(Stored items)
╔══

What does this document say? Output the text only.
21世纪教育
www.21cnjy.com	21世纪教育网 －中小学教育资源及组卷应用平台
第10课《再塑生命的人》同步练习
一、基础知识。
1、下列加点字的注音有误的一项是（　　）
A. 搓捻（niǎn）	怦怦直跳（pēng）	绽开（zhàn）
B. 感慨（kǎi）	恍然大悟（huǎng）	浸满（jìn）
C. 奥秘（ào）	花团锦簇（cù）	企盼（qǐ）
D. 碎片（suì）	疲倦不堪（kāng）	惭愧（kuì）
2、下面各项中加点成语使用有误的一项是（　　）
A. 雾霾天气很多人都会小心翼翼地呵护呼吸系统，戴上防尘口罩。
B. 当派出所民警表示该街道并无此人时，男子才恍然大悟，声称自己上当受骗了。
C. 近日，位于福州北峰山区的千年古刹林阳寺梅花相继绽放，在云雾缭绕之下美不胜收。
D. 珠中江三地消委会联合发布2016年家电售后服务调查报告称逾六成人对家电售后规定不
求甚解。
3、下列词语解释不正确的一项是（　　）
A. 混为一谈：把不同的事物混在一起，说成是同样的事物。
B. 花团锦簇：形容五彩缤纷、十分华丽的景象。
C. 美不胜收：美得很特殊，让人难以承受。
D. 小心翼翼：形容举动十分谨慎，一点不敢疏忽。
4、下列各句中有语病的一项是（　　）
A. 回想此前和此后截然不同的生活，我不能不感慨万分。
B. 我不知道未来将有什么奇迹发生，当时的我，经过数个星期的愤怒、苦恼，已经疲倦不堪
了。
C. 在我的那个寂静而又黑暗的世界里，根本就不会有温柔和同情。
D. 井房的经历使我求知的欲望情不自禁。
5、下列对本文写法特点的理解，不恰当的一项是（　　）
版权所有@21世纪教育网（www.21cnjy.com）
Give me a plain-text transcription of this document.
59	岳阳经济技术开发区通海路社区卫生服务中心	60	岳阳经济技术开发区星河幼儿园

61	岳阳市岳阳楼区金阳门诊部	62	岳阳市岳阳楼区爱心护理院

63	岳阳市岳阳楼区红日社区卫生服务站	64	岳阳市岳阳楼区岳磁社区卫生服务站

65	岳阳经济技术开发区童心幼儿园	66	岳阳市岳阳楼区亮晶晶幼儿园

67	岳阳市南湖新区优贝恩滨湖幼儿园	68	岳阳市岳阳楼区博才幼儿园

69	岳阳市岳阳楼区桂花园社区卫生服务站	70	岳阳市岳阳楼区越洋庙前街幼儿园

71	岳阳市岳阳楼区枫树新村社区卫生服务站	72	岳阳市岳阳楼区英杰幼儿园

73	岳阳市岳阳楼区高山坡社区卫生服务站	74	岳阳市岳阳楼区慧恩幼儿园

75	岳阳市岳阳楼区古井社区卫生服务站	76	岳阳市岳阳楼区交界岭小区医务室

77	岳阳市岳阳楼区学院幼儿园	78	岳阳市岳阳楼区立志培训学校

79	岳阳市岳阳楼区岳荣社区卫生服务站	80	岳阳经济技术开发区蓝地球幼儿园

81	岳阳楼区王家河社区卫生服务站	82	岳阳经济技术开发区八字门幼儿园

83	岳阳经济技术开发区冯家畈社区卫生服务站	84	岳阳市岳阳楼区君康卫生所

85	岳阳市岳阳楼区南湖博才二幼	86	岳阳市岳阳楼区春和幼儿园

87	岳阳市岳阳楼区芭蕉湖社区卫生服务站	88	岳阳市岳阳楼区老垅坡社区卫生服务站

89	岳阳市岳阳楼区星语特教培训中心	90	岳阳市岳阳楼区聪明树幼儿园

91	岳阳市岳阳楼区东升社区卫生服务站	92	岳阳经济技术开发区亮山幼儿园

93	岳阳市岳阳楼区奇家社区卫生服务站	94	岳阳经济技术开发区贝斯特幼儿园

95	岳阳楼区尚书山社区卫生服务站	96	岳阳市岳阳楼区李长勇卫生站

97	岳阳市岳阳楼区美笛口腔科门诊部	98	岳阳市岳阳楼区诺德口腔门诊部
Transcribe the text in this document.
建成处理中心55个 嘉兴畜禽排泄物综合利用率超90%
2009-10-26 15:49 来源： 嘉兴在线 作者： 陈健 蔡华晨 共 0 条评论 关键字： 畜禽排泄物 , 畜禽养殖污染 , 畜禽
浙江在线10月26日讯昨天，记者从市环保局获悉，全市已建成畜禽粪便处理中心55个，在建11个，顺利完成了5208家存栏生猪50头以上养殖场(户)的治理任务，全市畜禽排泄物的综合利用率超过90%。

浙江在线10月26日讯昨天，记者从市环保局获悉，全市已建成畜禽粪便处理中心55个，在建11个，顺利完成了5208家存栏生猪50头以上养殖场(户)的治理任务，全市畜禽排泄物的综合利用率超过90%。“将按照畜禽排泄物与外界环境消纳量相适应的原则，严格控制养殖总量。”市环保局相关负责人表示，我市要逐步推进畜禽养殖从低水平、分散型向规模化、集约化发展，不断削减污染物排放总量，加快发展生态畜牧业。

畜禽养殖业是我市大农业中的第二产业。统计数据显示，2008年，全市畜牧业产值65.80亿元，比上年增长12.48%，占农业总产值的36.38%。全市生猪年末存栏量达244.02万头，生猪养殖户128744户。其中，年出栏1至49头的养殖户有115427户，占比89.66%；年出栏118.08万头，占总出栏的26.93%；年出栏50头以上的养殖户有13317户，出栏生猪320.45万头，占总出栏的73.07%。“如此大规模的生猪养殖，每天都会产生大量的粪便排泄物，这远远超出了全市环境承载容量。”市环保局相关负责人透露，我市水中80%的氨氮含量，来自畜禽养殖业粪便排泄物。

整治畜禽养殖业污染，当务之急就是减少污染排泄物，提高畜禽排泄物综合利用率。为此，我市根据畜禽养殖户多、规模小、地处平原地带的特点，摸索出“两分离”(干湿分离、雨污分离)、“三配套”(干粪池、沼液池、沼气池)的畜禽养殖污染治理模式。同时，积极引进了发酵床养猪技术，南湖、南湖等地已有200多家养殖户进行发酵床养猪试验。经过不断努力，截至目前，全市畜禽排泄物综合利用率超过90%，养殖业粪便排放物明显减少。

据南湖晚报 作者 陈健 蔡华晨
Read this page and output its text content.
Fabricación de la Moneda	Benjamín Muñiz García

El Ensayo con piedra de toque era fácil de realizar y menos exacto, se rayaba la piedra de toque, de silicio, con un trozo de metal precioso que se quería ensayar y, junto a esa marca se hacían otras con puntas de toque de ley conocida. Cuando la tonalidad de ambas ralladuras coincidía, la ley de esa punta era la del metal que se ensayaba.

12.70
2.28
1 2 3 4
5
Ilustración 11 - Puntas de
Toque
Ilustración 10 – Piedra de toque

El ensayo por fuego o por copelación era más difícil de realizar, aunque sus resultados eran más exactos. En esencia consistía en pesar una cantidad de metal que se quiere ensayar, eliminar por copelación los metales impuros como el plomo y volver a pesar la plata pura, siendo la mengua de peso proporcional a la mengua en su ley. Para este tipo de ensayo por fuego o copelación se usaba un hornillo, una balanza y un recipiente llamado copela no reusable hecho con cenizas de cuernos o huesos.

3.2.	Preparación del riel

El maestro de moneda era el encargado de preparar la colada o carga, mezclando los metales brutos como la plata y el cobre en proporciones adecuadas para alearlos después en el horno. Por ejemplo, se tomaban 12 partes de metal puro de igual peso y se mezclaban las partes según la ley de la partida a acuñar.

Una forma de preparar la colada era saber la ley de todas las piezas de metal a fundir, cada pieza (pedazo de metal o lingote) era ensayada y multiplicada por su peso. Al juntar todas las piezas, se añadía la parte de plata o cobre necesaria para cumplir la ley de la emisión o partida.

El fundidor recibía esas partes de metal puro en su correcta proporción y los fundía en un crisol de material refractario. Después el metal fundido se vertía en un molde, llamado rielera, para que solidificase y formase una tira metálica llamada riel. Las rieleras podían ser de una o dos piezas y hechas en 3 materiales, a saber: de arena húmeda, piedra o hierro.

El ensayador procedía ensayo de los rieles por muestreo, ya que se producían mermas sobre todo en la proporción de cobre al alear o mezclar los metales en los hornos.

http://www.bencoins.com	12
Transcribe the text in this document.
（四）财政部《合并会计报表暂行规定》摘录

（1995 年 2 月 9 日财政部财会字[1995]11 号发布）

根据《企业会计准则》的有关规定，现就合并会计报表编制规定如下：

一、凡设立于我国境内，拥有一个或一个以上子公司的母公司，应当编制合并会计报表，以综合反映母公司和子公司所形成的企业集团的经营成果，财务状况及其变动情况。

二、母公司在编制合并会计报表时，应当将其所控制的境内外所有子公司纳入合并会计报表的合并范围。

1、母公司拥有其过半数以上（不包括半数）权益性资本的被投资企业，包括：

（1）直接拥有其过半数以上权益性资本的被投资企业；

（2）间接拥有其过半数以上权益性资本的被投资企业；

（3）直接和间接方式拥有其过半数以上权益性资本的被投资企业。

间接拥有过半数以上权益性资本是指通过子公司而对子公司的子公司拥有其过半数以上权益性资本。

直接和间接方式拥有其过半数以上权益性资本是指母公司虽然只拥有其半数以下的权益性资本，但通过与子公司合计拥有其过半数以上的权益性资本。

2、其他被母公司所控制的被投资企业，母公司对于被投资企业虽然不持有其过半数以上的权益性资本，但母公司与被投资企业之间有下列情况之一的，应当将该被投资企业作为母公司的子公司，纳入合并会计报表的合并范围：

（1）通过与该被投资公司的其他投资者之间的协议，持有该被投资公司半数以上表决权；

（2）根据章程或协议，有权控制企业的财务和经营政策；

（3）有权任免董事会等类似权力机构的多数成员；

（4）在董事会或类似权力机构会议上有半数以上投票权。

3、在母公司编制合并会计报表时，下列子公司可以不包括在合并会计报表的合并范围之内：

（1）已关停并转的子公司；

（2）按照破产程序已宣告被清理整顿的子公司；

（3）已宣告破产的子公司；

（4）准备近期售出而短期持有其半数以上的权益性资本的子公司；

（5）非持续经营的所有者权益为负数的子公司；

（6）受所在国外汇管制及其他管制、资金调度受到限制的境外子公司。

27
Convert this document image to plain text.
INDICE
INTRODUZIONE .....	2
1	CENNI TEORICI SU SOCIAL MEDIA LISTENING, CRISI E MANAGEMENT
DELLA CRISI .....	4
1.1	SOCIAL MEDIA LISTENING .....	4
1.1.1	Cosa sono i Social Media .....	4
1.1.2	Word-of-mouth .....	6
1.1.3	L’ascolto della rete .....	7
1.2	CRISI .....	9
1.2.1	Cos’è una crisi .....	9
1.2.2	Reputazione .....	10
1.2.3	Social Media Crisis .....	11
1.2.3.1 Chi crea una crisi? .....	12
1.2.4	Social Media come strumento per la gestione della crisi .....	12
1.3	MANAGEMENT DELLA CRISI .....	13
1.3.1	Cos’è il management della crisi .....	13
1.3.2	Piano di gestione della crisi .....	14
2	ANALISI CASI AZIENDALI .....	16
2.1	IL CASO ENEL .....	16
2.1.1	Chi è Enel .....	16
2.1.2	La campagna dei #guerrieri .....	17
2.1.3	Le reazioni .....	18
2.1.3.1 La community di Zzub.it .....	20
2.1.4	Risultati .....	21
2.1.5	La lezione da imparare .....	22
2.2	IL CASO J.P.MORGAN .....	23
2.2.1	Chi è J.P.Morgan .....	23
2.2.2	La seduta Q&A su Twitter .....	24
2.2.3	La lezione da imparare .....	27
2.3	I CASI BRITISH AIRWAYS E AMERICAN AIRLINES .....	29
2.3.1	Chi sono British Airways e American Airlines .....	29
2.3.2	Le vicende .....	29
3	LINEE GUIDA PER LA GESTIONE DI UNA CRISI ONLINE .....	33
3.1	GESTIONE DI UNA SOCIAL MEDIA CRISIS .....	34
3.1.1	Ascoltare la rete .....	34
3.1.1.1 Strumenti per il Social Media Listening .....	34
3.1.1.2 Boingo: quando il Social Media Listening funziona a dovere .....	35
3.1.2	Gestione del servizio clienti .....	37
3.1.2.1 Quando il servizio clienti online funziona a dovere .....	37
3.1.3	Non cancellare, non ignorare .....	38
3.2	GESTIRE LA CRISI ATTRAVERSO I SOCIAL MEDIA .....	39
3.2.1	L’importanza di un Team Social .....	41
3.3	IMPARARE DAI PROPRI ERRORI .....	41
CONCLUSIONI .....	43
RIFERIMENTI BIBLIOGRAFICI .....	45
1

╚══

Within the listing above, work out how many lines contain the string "text", and reply with that number only.

6